**Extracted data entries:**
§ §

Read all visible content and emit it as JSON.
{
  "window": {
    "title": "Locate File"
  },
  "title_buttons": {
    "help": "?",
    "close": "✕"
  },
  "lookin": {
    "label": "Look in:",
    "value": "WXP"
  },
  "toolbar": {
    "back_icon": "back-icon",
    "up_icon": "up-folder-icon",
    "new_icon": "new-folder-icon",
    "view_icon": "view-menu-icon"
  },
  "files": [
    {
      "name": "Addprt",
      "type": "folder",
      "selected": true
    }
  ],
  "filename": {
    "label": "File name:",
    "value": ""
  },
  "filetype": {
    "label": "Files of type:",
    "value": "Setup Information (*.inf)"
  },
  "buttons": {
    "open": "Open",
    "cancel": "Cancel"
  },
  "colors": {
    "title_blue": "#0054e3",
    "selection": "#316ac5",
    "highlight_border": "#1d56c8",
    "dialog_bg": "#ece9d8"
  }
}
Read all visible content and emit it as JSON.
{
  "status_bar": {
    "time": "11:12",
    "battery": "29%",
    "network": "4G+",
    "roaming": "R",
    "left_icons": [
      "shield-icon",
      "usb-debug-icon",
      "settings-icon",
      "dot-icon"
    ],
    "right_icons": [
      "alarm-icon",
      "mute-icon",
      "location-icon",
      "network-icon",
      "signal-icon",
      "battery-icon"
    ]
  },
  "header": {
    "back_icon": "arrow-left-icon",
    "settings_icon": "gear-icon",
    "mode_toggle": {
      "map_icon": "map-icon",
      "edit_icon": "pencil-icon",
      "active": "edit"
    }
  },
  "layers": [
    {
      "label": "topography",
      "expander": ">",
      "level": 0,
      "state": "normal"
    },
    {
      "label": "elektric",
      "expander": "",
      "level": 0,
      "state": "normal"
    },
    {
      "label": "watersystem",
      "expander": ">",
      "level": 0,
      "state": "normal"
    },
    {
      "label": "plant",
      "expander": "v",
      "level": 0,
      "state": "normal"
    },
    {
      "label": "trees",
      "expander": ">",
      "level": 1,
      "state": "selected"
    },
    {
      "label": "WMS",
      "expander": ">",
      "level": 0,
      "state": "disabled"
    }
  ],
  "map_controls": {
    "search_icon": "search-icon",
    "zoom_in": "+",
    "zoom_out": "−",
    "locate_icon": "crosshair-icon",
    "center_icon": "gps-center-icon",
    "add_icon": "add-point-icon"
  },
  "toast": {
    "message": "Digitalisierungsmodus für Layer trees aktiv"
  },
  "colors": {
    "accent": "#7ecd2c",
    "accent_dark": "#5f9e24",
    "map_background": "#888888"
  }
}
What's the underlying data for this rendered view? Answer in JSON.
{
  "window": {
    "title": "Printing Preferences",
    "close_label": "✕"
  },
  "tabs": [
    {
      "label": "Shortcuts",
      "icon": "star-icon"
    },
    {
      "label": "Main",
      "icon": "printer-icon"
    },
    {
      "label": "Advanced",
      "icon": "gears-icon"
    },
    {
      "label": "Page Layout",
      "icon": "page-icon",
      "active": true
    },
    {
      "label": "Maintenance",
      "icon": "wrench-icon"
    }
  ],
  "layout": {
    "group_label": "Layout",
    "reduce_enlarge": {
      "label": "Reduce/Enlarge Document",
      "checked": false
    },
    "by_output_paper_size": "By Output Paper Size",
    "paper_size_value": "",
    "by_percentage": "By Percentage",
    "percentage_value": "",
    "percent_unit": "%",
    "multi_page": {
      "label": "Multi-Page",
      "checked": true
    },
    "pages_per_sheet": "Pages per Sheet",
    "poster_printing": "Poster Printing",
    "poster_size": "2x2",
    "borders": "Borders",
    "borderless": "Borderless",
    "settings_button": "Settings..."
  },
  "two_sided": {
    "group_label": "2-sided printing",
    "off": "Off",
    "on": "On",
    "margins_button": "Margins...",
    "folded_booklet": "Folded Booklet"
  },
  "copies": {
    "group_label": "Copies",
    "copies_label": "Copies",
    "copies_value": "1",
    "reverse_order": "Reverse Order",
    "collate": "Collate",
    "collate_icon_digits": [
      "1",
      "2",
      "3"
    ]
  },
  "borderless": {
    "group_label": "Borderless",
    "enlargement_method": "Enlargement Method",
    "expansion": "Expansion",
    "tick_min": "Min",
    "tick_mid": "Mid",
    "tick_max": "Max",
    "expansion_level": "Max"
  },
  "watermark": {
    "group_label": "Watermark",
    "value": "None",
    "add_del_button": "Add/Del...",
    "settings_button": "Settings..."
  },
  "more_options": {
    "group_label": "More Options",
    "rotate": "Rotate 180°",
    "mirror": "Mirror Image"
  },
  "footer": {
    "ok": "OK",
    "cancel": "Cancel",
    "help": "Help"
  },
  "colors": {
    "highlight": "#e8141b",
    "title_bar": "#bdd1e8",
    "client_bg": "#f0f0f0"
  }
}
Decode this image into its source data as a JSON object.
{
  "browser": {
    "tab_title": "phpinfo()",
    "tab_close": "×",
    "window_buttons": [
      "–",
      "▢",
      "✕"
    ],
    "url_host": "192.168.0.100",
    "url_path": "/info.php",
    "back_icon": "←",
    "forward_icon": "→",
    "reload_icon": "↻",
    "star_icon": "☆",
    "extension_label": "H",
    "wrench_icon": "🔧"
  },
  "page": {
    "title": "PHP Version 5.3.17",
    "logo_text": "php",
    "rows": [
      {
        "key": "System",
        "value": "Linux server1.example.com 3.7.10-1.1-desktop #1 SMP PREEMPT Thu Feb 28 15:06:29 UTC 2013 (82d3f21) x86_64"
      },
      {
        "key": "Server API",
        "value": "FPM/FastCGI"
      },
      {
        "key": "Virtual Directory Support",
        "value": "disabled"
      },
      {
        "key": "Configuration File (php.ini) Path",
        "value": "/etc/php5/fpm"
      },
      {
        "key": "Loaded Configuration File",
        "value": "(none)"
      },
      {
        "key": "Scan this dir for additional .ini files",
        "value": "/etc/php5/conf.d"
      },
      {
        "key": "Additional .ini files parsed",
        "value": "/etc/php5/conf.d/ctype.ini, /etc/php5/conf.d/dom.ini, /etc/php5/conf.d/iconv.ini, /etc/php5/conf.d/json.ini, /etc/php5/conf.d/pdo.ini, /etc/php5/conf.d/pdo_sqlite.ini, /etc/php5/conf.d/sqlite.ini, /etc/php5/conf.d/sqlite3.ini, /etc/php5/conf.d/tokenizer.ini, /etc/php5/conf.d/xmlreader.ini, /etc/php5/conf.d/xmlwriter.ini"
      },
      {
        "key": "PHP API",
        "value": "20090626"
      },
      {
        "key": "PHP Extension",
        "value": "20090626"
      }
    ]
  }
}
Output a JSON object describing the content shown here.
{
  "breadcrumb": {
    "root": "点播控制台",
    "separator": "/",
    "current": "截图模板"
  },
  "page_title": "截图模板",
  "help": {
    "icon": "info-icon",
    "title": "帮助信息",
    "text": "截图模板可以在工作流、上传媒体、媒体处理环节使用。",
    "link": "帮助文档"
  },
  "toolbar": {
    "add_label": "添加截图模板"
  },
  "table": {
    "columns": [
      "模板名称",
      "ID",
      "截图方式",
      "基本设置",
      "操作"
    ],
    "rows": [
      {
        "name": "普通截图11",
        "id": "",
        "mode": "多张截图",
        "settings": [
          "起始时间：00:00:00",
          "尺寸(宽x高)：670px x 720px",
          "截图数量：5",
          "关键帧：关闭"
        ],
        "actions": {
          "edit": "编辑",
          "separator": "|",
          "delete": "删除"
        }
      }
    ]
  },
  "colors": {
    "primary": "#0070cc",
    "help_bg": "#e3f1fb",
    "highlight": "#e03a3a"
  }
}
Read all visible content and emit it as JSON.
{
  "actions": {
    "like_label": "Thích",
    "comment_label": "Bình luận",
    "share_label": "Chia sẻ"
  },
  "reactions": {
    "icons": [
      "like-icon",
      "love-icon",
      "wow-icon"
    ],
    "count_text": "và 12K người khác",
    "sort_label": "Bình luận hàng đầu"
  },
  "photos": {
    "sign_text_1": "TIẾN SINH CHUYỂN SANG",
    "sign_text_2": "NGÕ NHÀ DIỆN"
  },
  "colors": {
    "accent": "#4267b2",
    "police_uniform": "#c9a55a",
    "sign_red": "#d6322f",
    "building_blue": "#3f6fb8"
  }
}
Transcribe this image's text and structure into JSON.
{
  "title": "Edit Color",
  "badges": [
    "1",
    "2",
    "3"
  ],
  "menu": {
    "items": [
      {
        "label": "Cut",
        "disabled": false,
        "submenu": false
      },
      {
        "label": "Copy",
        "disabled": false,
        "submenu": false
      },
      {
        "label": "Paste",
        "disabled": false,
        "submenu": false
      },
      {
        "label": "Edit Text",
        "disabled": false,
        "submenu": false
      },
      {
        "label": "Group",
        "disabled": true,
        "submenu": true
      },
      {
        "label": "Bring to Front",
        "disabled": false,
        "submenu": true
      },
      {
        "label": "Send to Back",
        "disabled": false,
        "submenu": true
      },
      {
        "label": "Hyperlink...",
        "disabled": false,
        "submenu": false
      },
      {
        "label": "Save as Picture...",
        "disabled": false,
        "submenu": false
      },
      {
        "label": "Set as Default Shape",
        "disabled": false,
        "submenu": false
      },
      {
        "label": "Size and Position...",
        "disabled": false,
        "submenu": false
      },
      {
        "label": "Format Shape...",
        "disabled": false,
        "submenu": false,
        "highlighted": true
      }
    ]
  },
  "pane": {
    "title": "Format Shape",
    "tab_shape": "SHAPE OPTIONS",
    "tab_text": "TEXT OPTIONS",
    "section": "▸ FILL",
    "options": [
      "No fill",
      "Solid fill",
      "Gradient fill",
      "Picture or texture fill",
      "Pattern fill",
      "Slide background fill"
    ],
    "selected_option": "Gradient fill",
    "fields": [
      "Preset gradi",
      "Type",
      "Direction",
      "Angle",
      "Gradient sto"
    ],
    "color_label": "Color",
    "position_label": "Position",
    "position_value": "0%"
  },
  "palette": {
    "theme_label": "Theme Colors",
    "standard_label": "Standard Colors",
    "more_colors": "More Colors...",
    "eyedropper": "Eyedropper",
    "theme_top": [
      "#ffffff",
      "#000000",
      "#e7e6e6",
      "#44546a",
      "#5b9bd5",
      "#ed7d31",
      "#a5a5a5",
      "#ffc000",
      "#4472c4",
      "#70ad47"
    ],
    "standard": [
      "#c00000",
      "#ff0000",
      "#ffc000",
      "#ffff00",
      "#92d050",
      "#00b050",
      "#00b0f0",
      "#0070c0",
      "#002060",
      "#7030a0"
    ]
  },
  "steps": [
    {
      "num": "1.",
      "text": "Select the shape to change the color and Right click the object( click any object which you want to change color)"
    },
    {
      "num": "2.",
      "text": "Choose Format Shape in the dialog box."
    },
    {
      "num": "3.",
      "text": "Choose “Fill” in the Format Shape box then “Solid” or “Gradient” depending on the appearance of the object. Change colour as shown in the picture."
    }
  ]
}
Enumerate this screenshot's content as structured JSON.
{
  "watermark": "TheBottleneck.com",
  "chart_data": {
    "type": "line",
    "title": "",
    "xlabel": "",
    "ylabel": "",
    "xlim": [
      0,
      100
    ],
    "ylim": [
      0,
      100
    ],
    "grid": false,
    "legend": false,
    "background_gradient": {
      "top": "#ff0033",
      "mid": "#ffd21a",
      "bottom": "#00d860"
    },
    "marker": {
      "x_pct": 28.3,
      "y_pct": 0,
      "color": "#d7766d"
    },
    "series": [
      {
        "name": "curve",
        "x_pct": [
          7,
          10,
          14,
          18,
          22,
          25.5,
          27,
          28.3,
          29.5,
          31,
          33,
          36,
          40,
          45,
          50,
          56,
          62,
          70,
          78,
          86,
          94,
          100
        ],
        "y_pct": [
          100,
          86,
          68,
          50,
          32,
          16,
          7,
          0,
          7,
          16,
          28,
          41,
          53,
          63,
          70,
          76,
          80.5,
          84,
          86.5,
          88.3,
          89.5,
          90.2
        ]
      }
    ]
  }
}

§ §

**TASK GOAL:** Include both ends. Return the line holding "Enumerate this screenshot's" and all lines after it in the records above, exactly as written.

**ANSWER FOR THIS EXERCISE:**
Enumerate this screenshot's content as structured JSON.
{
  "watermark": "TheBottleneck.com",
  "chart_data": {
    "type": "line",
    "title": "",
    "xlabel": "",
    "ylabel": "",
    "xlim": [
      0,
      100
    ],
    "ylim": [
      0,
      100
    ],
    "grid": false,
    "legend": false,
    "background_gradient": {
      "top": "#ff0033",
      "mid": "#ffd21a",
      "bottom": "#00d860"
    },
    "marker": {
      "x_pct": 28.3,
      "y_pct": 0,
      "color": "#d7766d"
    },
    "series": [
      {
        "name": "curve",
        "x_pct": [
          7,
          10,
          14,
          18,
          22,
          25.5,
          27,
          28.3,
          29.5,
          31,
          33,
          36,
          40,
          45,
          50,
          56,
          62,
          70,
          78,
          86,
          94,
          100
        ],
        "y_pct": [
          100,
          86,
          68,
          50,
          32,
          16,
          7,
          0,
          7,
          16,
          28,
          41,
          53,
          63,
          70,
          76,
          80.5,
          84,
          86.5,
          88.3,
          89.5,
          90.2
        ]
      }
    ]
  }
}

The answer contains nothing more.